▶ _PROBLEM TO SOLVE_
Include the line containing "Type out the text in this image." and every line after it up to the end of the material below; reproduce them exactly and drop the pictures.

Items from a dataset
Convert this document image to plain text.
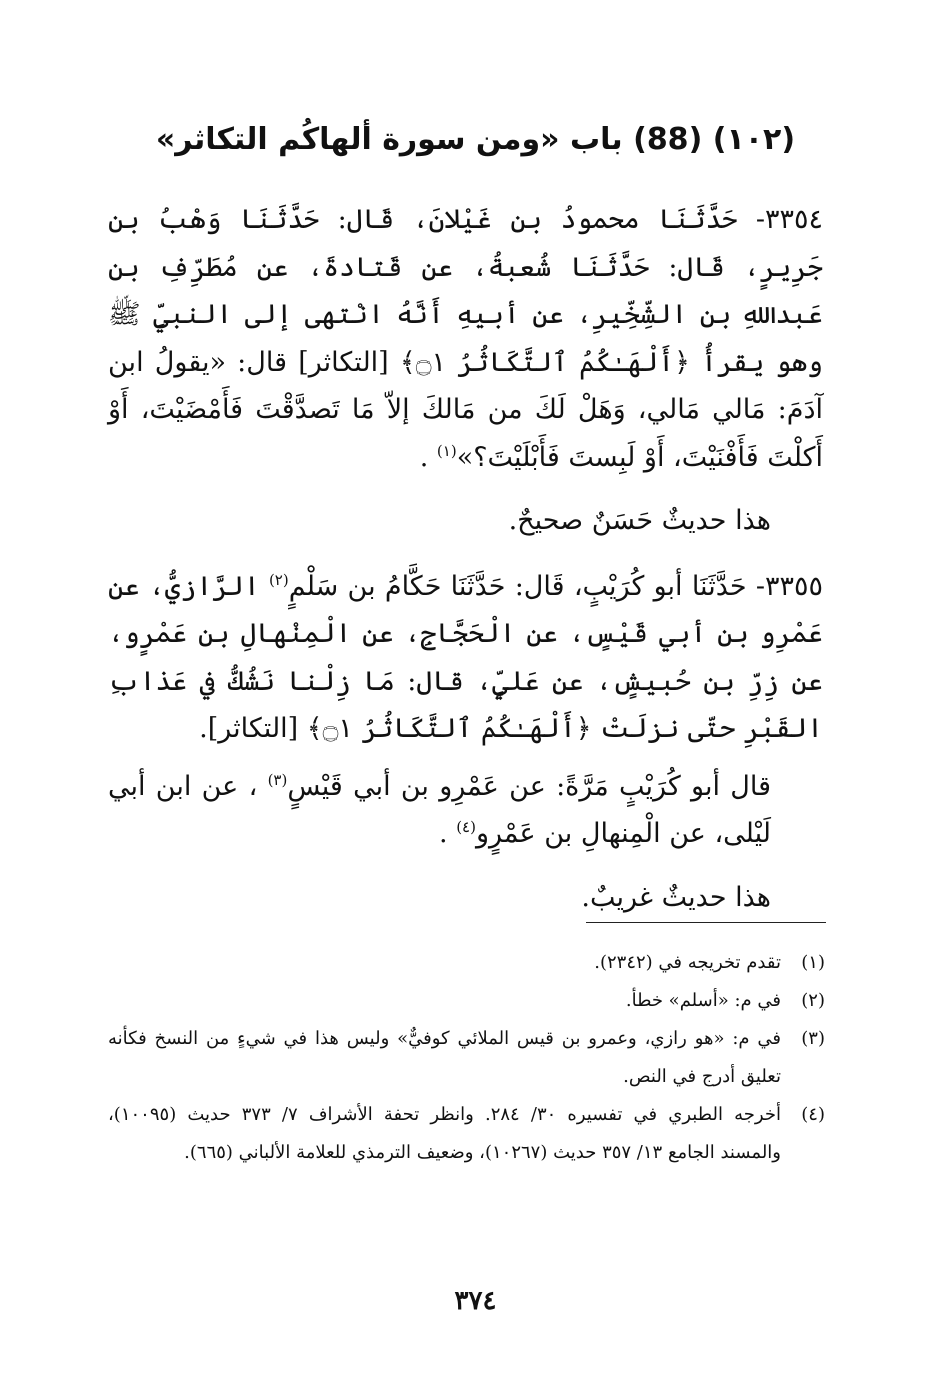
(١٠٢) (88) باب «ومن سورة ألهاكُم التكاثر»

٣٣٥٤- حَدَّثَنَا محمودُ بن غَيْلانَ، قَال: حَدَّثَنَا وَهْبُ بن جَرِيرٍ، قَال: حَدَّثَنَا شُعبةُ، عن قَتادةَ، عن مُطَرِّفِ بن عَبداللهِ بن الشِّخِّيرِ، عن أبيهِ أَنَّهُ انْتهى إلى النبيِّ ﷺ وهو يقرأُ ﴿أَلْهَـٰكُمُ ٱلتَّكَاثُرُ ۝١﴾ [التكاثر] قال: «يقولُ ابن آدَمَ: مَالي مَالي، وَهَلْ لَكَ من مَالكَ إلاّ مَا تَصدَّقْتَ فَأَمْضَيْتَ، أَوْ أَكلْتَ فَأَفْنَيْتَ، أَوْ لَبِستَ فَأَبْلَيْتَ؟»$^{(١)}$ .

هذا حديثٌ حَسَنٌ صحيحٌ.

٣٣٥٥- حَدَّثَنَا أبو كُرَيْبٍ، قَال: حَدَّثَنَا حَكَّامُ بن سَلْمٍ$^{(٢)}$ الرَّازيُّ، عن عَمْرِو بن أبي قَيْسٍ، عن الْحَجَّاجِ، عن الْمِنْهالِ بن عَمْرٍو، عن زِرِّ بن حُبيشٍ، عن عَليٍّ، قال: مَا زِلْنا نَشُكُّ في عَذابِ القَبْرِ حتّى نزلَتْ ﴿أَلْهَـٰكُمُ ٱلتَّكَاثُرُ ۝١﴾ [التكاثر].

قال أبو كُرَيْبٍ مَرَّةً: عن عَمْرِو بن أبي قَيْسٍ$^{(٣)}$ ، عن ابن أبي لَيْلى، عن الْمِنهالِ بن عَمْرٍو$^{(٤)}$ .

هذا حديثٌ غريبٌ.

(١)
تقدم تخريجه في (٢٣٤٢).
(٢)
في م: «أسلم» خطأ.
(٣)
في م: «هو رازي، وعمرو بن قيس الملائي كوفيٌّ» وليس هذا في شيءٍ من النسخ فكأنه تعليق أدرج في النص.
(٤)
أخرجه الطبري في تفسيره ٣٠/ ٢٨٤. وانظر تحفة الأشراف ٧/ ٣٧٣ حديث (١٠٠٩٥)، والمسند الجامع ١٣/ ٣٥٧ حديث (١٠٢٦٧)، وضعيف الترمذي للعلامة الألباني (٦٦٥).
٣٧٤
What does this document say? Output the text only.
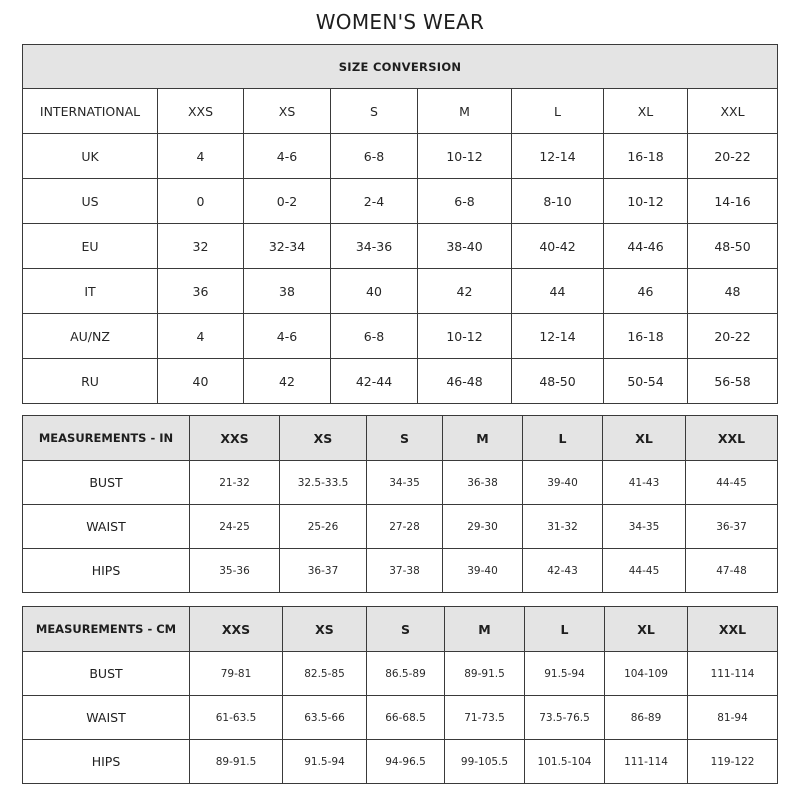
WOMEN'S WEAR
SIZE CONVERSION							
INTERNATIONAL	XXS	XS	S	M	L	XL	XXL
UK	4	4-6	6-8	10-12	12-14	16-18	20-22
US	0	0-2	2-4	6-8	8-10	10-12	14-16
EU	32	32-34	34-36	38-40	40-42	44-46	48-50
IT	36	38	40	42	44	46	48
AU/NZ	4	4-6	6-8	10-12	12-14	16-18	20-22
RU	40	42	42-44	46-48	48-50	50-54	56-58
MEASUREMENTS - IN	XXS	XS	S	M	L	XL	XXL
BUST	21-32	32.5-33.5	34-35	36-38	39-40	41-43	44-45
WAIST	24-25	25-26	27-28	29-30	31-32	34-35	36-37
HIPS	35-36	36-37	37-38	39-40	42-43	44-45	47-48
MEASUREMENTS - CM	XXS	XS	S	M	L	XL	XXL
BUST	79-81	82.5-85	86.5-89	89-91.5	91.5-94	104-109	111-114
WAIST	61-63.5	63.5-66	66-68.5	71-73.5	73.5-76.5	86-89	81-94
HIPS	89-91.5	91.5-94	94-96.5	99-105.5	101.5-104	111-114	119-122
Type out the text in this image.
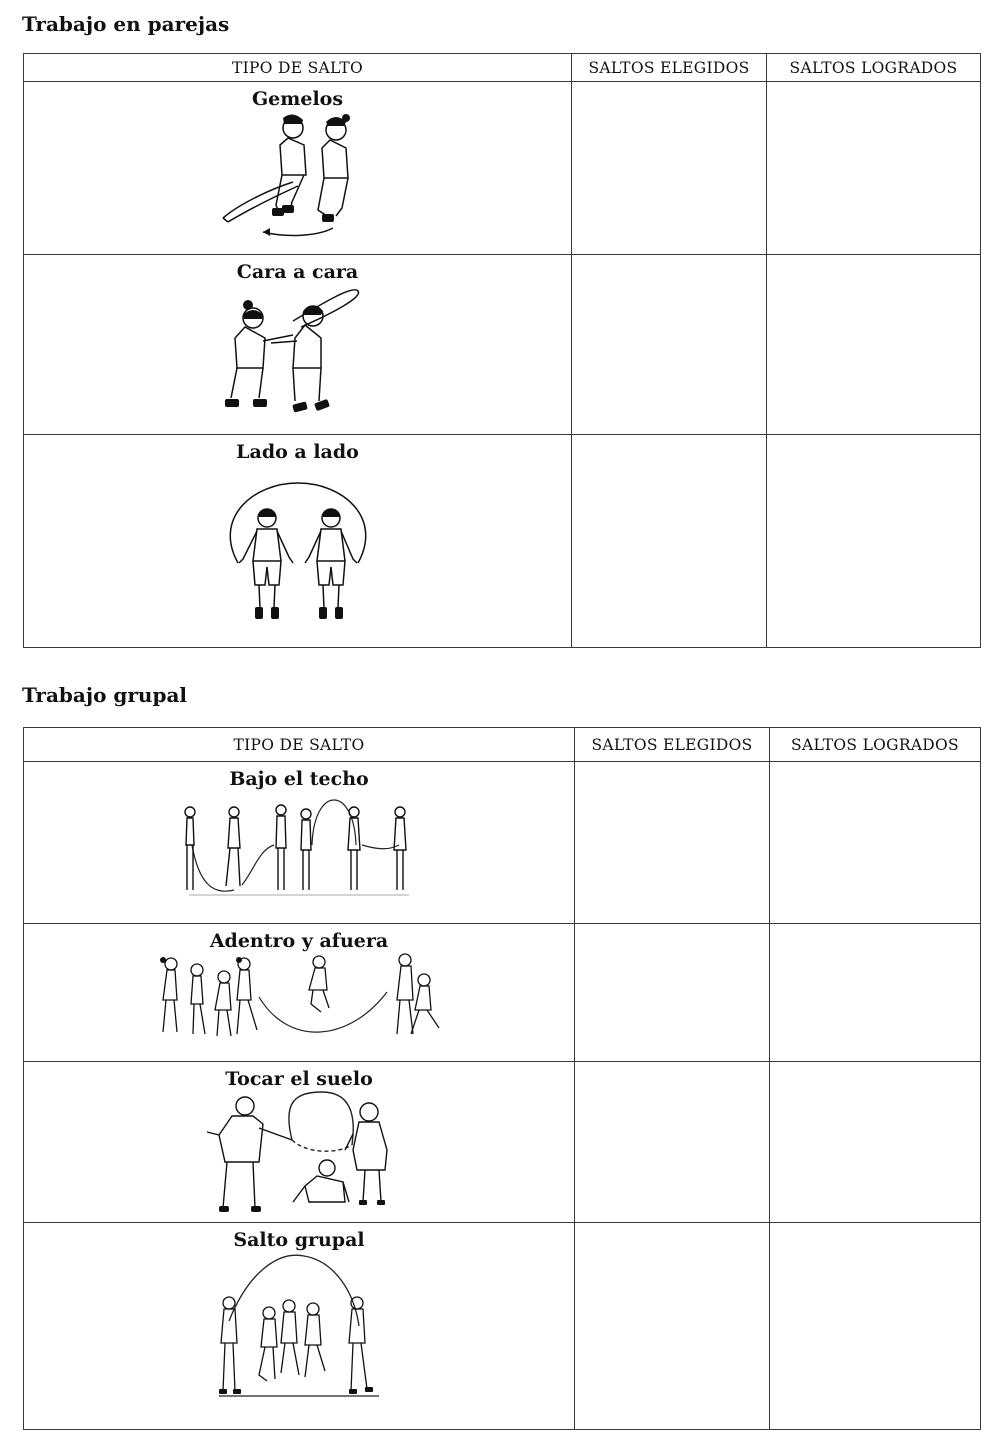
Trabajo en parejas
TIPO DE SALTO	SALTOS ELEGIDOS	SALTOS LOGRADOS

Gemelos		

Cara a cara		

Lado a lado		

Trabajo grupal
TIPO DE SALTO	SALTOS ELEGIDOS	SALTOS LOGRADOS

Bajo el techo		

Adentro y afuera		

Tocar el suelo		

Salto grupal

▶ _OUTPUT OF THE TASK_
Type out the text in this image.
Trabajo en parejas
TIPO DE SALTO	SALTOS ELEGIDOS	SALTOS LOGRADOS

Gemelos		

Cara a cara		

Lado a lado		

Trabajo grupal
TIPO DE SALTO	SALTOS ELEGIDOS	SALTOS LOGRADOS

Bajo el techo		

Adentro y afuera		

Tocar el suelo		

Salto grupal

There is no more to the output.